(Source records):

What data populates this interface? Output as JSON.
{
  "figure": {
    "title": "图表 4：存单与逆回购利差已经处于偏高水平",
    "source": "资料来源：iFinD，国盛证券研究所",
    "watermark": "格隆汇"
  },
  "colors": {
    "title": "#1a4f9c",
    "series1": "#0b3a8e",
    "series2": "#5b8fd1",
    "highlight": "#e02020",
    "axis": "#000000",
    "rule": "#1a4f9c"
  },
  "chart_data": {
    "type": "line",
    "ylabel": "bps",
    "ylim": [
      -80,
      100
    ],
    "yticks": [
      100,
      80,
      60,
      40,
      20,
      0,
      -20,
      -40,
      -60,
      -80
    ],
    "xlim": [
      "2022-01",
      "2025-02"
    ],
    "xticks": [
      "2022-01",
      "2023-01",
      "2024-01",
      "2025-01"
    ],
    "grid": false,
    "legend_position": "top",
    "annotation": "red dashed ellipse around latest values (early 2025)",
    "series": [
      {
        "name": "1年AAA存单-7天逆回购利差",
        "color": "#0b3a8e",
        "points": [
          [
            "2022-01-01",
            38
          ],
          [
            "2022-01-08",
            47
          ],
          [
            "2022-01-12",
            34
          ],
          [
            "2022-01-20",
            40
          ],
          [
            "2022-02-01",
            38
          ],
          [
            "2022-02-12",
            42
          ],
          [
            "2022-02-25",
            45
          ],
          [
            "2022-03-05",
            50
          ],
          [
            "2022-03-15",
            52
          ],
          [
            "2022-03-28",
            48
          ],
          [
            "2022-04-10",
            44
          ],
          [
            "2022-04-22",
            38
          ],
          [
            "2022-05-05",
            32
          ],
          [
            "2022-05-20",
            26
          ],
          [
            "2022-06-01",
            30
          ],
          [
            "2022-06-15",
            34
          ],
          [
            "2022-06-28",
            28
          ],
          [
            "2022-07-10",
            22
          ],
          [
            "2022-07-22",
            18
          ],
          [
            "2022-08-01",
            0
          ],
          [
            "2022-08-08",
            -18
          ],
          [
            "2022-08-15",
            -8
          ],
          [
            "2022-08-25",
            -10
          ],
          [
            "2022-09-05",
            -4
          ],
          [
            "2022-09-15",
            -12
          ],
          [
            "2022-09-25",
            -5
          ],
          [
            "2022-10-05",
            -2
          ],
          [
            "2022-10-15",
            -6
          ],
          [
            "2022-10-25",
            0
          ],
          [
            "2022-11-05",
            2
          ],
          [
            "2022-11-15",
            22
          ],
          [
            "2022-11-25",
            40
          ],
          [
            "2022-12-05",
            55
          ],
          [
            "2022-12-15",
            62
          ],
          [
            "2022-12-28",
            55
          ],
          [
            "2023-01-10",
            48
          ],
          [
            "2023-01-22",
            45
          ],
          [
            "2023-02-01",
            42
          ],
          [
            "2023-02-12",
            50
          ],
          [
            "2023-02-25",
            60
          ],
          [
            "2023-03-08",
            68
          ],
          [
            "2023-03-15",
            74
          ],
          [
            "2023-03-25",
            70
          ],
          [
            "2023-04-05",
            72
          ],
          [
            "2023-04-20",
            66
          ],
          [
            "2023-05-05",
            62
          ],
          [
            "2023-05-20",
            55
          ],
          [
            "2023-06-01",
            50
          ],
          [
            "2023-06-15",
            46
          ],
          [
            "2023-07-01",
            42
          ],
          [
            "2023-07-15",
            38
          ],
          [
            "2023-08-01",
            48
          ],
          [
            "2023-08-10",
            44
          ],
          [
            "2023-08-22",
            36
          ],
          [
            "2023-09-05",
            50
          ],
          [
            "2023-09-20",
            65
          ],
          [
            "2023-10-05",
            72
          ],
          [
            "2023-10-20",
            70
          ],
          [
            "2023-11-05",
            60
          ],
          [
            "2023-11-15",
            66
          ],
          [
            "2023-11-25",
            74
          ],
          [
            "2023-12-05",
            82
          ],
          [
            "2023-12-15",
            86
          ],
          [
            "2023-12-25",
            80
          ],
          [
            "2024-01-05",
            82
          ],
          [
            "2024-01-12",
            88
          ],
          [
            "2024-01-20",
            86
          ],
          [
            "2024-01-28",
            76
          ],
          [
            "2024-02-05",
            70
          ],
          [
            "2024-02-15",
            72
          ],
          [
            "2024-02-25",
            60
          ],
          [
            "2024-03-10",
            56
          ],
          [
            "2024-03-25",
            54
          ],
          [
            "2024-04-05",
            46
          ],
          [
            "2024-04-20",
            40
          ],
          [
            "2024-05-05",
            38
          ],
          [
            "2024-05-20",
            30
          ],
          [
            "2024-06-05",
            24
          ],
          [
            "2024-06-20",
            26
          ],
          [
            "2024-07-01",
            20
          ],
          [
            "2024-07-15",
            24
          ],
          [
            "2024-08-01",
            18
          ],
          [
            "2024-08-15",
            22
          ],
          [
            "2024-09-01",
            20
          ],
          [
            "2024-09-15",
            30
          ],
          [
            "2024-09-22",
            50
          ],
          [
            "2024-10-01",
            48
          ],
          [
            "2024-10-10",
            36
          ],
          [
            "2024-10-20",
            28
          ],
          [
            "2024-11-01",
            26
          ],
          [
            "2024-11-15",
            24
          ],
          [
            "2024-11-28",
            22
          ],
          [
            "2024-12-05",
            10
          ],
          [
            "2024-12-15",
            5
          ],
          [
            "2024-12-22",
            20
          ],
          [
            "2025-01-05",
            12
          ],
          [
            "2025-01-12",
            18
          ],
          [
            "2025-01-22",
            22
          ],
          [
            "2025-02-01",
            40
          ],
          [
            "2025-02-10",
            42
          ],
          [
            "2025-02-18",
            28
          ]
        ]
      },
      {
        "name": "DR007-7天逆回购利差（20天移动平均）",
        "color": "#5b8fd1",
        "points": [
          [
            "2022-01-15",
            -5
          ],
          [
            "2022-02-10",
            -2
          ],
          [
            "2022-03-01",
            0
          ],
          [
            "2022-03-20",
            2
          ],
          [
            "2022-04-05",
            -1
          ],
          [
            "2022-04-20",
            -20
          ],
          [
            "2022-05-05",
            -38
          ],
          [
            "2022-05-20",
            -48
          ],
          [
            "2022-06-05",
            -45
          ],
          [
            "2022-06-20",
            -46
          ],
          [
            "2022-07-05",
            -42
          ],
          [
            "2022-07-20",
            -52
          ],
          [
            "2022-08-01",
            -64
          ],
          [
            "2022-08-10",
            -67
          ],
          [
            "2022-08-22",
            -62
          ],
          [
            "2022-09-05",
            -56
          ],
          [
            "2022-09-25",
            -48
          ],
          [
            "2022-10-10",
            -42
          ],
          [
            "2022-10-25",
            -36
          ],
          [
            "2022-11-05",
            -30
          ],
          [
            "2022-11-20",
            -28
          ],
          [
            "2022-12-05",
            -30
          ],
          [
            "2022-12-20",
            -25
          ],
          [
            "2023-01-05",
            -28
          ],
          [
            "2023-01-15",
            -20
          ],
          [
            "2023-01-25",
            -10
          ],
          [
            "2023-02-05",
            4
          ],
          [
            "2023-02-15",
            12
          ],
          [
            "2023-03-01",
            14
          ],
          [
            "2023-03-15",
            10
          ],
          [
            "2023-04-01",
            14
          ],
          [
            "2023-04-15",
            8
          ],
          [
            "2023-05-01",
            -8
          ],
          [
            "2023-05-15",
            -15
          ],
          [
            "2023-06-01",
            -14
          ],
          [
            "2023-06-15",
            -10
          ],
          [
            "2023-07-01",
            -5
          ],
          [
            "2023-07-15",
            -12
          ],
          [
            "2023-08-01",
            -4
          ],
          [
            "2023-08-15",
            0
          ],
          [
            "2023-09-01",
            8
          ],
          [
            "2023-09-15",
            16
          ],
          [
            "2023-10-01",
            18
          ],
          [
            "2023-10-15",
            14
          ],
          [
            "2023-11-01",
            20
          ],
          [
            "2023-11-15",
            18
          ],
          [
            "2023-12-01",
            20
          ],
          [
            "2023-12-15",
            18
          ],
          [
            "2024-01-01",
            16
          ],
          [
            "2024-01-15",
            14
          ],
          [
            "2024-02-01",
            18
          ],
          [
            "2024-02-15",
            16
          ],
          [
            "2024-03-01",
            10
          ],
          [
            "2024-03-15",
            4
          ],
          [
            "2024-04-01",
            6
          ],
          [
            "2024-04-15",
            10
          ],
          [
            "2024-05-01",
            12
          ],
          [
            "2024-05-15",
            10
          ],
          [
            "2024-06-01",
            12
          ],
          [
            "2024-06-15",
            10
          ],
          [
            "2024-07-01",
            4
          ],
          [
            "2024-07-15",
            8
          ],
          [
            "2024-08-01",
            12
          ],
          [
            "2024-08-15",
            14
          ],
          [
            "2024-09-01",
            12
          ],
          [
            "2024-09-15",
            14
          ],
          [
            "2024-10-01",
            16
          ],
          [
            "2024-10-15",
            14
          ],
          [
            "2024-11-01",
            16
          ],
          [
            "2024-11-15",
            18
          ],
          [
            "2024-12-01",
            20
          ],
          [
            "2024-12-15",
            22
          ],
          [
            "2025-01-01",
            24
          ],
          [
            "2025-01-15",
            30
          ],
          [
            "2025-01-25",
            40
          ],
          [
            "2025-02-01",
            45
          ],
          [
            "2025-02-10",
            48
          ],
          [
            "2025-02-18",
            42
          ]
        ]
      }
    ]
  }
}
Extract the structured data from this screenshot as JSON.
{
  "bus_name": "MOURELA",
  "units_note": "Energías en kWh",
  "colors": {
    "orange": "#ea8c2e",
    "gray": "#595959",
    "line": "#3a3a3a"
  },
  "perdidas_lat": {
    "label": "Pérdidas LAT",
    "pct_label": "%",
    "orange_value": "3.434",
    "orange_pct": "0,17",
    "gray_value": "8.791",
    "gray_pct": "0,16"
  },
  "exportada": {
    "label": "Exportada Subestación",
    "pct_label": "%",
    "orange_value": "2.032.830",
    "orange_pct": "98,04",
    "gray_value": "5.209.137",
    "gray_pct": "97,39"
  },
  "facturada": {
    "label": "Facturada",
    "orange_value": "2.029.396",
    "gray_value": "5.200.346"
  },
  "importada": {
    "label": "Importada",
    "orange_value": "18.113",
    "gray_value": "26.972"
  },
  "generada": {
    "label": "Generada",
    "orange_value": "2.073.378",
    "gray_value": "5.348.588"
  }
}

(Exercise goal): Only the lines from the one containing "Extract the structured" through the end of the material should be reproduced, exactly, with both ends included.

(Written solution):
Extract the structured data from this screenshot as JSON.
{
  "bus_name": "MOURELA",
  "units_note": "Energías en kWh",
  "colors": {
    "orange": "#ea8c2e",
    "gray": "#595959",
    "line": "#3a3a3a"
  },
  "perdidas_lat": {
    "label": "Pérdidas LAT",
    "pct_label": "%",
    "orange_value": "3.434",
    "orange_pct": "0,17",
    "gray_value": "8.791",
    "gray_pct": "0,16"
  },
  "exportada": {
    "label": "Exportada Subestación",
    "pct_label": "%",
    "orange_value": "2.032.830",
    "orange_pct": "98,04",
    "gray_value": "5.209.137",
    "gray_pct": "97,39"
  },
  "facturada": {
    "label": "Facturada",
    "orange_value": "2.029.396",
    "gray_value": "5.200.346"
  },
  "importada": {
    "label": "Importada",
    "orange_value": "18.113",
    "gray_value": "26.972"
  },
  "generada": {
    "label": "Generada",
    "orange_value": "2.073.378",
    "gray_value": "5.348.588"
  }
}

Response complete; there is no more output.